Data for processing
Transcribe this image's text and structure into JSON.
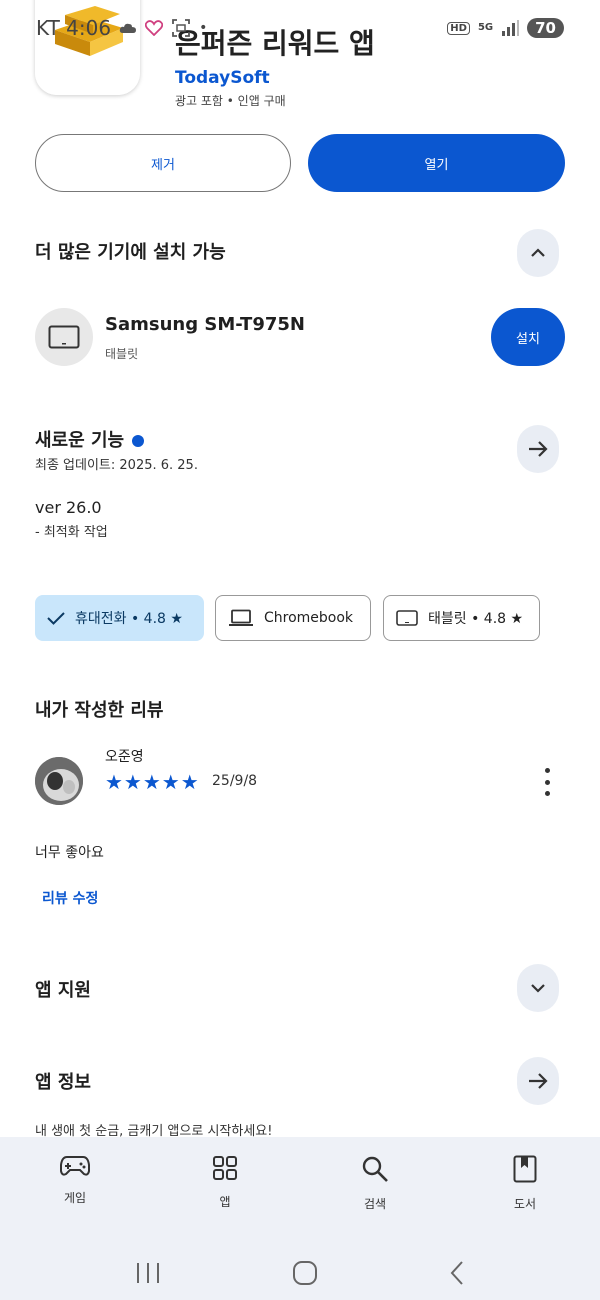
{
  "status_bar": {
    "carrier_time": "KT 4:06",
    "hd": "HD",
    "network": "5G",
    "battery": "70"
  },
  "app": {
    "name": "은퍼즌 리워드 앱",
    "developer": "TodaySoft",
    "meta": "광고 포함 • 인앱 구매"
  },
  "actions": {
    "uninstall_label": "제거",
    "open_label": "열기"
  },
  "devices_section": {
    "title": "더 많은 기기에 설치 가능",
    "device_name": "Samsung SM-T975N",
    "device_type": "태블릿",
    "install_label": "설치"
  },
  "whats_new": {
    "title": "새로운 기능",
    "updated": "최종 업데이트: 2025. 6. 25.",
    "version": "ver 26.0",
    "notes": "- 최적화 작업"
  },
  "device_chips": [
    {
      "label": "휴대전화 • 4.8 ★",
      "selected": true
    },
    {
      "label": "Chromebook",
      "selected": false
    },
    {
      "label": "태블릿 • 4.8 ★",
      "selected": false
    }
  ],
  "my_review": {
    "title": "내가 작성한 리뷰",
    "reviewer": "오준영",
    "stars": "★★★★★",
    "rating": 5,
    "date": "25/9/8",
    "text": "너무 좋아요",
    "edit_label": "리뷰 수정"
  },
  "app_support": {
    "title": "앱 지원"
  },
  "app_info": {
    "title": "앱 정보",
    "description": "내 생애 첫 순금, 금캐기 앱으로 시작하세요!"
  },
  "bottom_nav": [
    {
      "label": "게임",
      "icon": "gamepad-icon"
    },
    {
      "label": "앱",
      "icon": "apps-grid-icon"
    },
    {
      "label": "검색",
      "icon": "search-icon"
    },
    {
      "label": "도서",
      "icon": "book-icon"
    }
  ],
  "colors": {
    "primary": "#0b57d0",
    "chip_selected": "#c9e6fb",
    "round_button": "#e9edf4",
    "nav_background": "#eef1f7"
  }
}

Task objective
Every line above should be returned word for word, with the pictures left behind.

Answer to this problem
Transcribe this image's text and structure into JSON.
{
  "status_bar": {
    "carrier_time": "KT 4:06",
    "hd": "HD",
    "network": "5G",
    "battery": "70"
  },
  "app": {
    "name": "은퍼즌 리워드 앱",
    "developer": "TodaySoft",
    "meta": "광고 포함 • 인앱 구매"
  },
  "actions": {
    "uninstall_label": "제거",
    "open_label": "열기"
  },
  "devices_section": {
    "title": "더 많은 기기에 설치 가능",
    "device_name": "Samsung SM-T975N",
    "device_type": "태블릿",
    "install_label": "설치"
  },
  "whats_new": {
    "title": "새로운 기능",
    "updated": "최종 업데이트: 2025. 6. 25.",
    "version": "ver 26.0",
    "notes": "- 최적화 작업"
  },
  "device_chips": [
    {
      "label": "휴대전화 • 4.8 ★",
      "selected": true
    },
    {
      "label": "Chromebook",
      "selected": false
    },
    {
      "label": "태블릿 • 4.8 ★",
      "selected": false
    }
  ],
  "my_review": {
    "title": "내가 작성한 리뷰",
    "reviewer": "오준영",
    "stars": "★★★★★",
    "rating": 5,
    "date": "25/9/8",
    "text": "너무 좋아요",
    "edit_label": "리뷰 수정"
  },
  "app_support": {
    "title": "앱 지원"
  },
  "app_info": {
    "title": "앱 정보",
    "description": "내 생애 첫 순금, 금캐기 앱으로 시작하세요!"
  },
  "bottom_nav": [
    {
      "label": "게임",
      "icon": "gamepad-icon"
    },
    {
      "label": "앱",
      "icon": "apps-grid-icon"
    },
    {
      "label": "검색",
      "icon": "search-icon"
    },
    {
      "label": "도서",
      "icon": "book-icon"
    }
  ],
  "colors": {
    "primary": "#0b57d0",
    "chip_selected": "#c9e6fb",
    "round_button": "#e9edf4",
    "nav_background": "#eef1f7"
  }
}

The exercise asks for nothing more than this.